* [TASK DIRECTIONS]: Reproduce every entry exactly, without alteration.

++++ GIVEN ENTRIES ++++

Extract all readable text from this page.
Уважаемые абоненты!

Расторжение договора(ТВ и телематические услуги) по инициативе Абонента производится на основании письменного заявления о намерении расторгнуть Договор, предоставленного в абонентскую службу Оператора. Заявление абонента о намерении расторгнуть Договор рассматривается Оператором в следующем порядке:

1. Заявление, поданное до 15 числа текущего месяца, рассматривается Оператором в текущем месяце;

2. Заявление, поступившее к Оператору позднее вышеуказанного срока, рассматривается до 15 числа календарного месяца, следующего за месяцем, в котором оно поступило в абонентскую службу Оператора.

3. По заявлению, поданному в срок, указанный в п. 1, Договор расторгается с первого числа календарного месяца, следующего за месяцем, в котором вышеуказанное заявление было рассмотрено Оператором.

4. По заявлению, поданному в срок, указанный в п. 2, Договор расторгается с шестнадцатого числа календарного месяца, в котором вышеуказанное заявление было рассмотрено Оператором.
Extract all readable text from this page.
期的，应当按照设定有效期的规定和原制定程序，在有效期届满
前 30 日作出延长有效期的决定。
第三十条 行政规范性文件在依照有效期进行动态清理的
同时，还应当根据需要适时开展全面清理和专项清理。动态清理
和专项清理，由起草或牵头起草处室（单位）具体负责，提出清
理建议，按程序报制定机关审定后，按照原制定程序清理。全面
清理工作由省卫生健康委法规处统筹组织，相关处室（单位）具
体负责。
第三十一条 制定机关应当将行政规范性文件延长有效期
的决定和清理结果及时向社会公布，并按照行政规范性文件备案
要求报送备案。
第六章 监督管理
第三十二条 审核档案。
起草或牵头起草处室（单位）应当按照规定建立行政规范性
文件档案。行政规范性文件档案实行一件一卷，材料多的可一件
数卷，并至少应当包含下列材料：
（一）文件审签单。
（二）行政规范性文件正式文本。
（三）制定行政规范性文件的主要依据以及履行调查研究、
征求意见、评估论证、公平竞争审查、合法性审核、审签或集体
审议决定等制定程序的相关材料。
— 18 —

++++

* [SOLUTION]:
Extract all readable text from this page.
Уважаемые абоненты!

Расторжение договора(ТВ и телематические услуги) по инициативе Абонента производится на основании письменного заявления о намерении расторгнуть Договор, предоставленного в абонентскую службу Оператора. Заявление абонента о намерении расторгнуть Договор рассматривается Оператором в следующем порядке:

1. Заявление, поданное до 15 числа текущего месяца, рассматривается Оператором в текущем месяце;

2. Заявление, поступившее к Оператору позднее вышеуказанного срока, рассматривается до 15 числа календарного месяца, следующего за месяцем, в котором оно поступило в абонентскую службу Оператора.

3. По заявлению, поданному в срок, указанный в п. 1, Договор расторгается с первого числа календарного месяца, следующего за месяцем, в котором вышеуказанное заявление было рассмотрено Оператором.

4. По заявлению, поданному в срок, указанный в п. 2, Договор расторгается с шестнадцатого числа календарного месяца, в котором вышеуказанное заявление было рассмотрено Оператором.
Extract all readable text from this page.
期的，应当按照设定有效期的规定和原制定程序，在有效期届满
前 30 日作出延长有效期的决定。
第三十条 行政规范性文件在依照有效期进行动态清理的
同时，还应当根据需要适时开展全面清理和专项清理。动态清理
和专项清理，由起草或牵头起草处室（单位）具体负责，提出清
理建议，按程序报制定机关审定后，按照原制定程序清理。全面
清理工作由省卫生健康委法规处统筹组织，相关处室（单位）具
体负责。
第三十一条 制定机关应当将行政规范性文件延长有效期
的决定和清理结果及时向社会公布，并按照行政规范性文件备案
要求报送备案。
第六章 监督管理
第三十二条 审核档案。
起草或牵头起草处室（单位）应当按照规定建立行政规范性
文件档案。行政规范性文件档案实行一件一卷，材料多的可一件
数卷，并至少应当包含下列材料：
（一）文件审签单。
（二）行政规范性文件正式文本。
（三）制定行政规范性文件的主要依据以及履行调查研究、
征求意见、评估论证、公平竞争审查、合法性审核、审签或集体
审议决定等制定程序的相关材料。
— 18 —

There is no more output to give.